**YOUR INSTRUCTIONS**
Print verbatim the lines of the entries from the one containing "Extract the structured" to the last, inclusive, and no others.

**THE INPUT**
● ● ● ● ● ● ●

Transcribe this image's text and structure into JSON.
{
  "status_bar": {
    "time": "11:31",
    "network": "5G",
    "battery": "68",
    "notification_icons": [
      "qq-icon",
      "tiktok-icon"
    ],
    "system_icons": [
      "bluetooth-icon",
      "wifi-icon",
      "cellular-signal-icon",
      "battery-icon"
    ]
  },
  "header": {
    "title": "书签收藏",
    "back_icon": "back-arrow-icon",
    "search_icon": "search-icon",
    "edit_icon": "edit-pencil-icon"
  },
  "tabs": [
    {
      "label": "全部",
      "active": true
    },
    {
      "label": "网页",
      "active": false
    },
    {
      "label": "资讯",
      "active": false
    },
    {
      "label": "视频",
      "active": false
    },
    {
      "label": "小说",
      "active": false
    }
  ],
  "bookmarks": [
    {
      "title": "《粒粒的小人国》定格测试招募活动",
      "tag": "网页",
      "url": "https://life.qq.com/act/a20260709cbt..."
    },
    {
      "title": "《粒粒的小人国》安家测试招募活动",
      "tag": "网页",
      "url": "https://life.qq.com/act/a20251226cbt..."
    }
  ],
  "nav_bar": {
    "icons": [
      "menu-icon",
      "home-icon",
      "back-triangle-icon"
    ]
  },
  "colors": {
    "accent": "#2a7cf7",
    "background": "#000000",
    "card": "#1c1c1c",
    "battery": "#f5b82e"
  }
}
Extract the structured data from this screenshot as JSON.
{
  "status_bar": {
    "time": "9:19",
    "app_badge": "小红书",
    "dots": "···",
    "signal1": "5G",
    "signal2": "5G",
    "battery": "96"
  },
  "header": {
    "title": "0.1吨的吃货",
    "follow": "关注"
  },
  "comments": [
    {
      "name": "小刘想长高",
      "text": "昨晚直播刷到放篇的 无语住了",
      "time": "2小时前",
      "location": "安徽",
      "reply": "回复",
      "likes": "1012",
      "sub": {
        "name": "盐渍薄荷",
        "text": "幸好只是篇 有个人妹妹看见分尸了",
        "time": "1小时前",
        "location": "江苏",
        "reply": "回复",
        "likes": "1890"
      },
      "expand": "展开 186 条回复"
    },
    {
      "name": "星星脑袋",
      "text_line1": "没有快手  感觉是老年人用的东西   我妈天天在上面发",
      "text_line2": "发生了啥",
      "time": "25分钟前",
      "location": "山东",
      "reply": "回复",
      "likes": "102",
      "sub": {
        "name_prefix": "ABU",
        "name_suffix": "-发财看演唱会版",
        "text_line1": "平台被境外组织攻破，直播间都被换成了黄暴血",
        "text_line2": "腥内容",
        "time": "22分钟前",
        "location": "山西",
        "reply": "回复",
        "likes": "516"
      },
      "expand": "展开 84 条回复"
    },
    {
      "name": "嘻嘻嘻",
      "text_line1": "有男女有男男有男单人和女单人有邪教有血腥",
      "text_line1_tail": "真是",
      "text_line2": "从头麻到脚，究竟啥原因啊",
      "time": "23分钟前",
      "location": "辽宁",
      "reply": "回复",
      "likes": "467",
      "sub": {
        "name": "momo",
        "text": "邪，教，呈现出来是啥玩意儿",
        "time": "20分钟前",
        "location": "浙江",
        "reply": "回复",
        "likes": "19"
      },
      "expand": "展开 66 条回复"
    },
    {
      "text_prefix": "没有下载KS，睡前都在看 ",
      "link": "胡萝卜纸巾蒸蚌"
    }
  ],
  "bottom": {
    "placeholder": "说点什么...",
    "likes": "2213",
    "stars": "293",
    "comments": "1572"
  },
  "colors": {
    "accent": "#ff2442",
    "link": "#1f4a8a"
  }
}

● ● ● ● ● ● ●

**TASK ANSWER**
Extract the structured data from this screenshot as JSON.
{
  "status_bar": {
    "time": "9:19",
    "app_badge": "小红书",
    "dots": "···",
    "signal1": "5G",
    "signal2": "5G",
    "battery": "96"
  },
  "header": {
    "title": "0.1吨的吃货",
    "follow": "关注"
  },
  "comments": [
    {
      "name": "小刘想长高",
      "text": "昨晚直播刷到放篇的 无语住了",
      "time": "2小时前",
      "location": "安徽",
      "reply": "回复",
      "likes": "1012",
      "sub": {
        "name": "盐渍薄荷",
        "text": "幸好只是篇 有个人妹妹看见分尸了",
        "time": "1小时前",
        "location": "江苏",
        "reply": "回复",
        "likes": "1890"
      },
      "expand": "展开 186 条回复"
    },
    {
      "name": "星星脑袋",
      "text_line1": "没有快手  感觉是老年人用的东西   我妈天天在上面发",
      "text_line2": "发生了啥",
      "time": "25分钟前",
      "location": "山东",
      "reply": "回复",
      "likes": "102",
      "sub": {
        "name_prefix": "ABU",
        "name_suffix": "-发财看演唱会版",
        "text_line1": "平台被境外组织攻破，直播间都被换成了黄暴血",
        "text_line2": "腥内容",
        "time": "22分钟前",
        "location": "山西",
        "reply": "回复",
        "likes": "516"
      },
      "expand": "展开 84 条回复"
    },
    {
      "name": "嘻嘻嘻",
      "text_line1": "有男女有男男有男单人和女单人有邪教有血腥",
      "text_line1_tail": "真是",
      "text_line2": "从头麻到脚，究竟啥原因啊",
      "time": "23分钟前",
      "location": "辽宁",
      "reply": "回复",
      "likes": "467",
      "sub": {
        "name": "momo",
        "text": "邪，教，呈现出来是啥玩意儿",
        "time": "20分钟前",
        "location": "浙江",
        "reply": "回复",
        "likes": "19"
      },
      "expand": "展开 66 条回复"
    },
    {
      "text_prefix": "没有下载KS，睡前都在看 ",
      "link": "胡萝卜纸巾蒸蚌"
    }
  ],
  "bottom": {
    "placeholder": "说点什么...",
    "likes": "2213",
    "stars": "293",
    "comments": "1572"
  },
  "colors": {
    "accent": "#ff2442",
    "link": "#1f4a8a"
  }
}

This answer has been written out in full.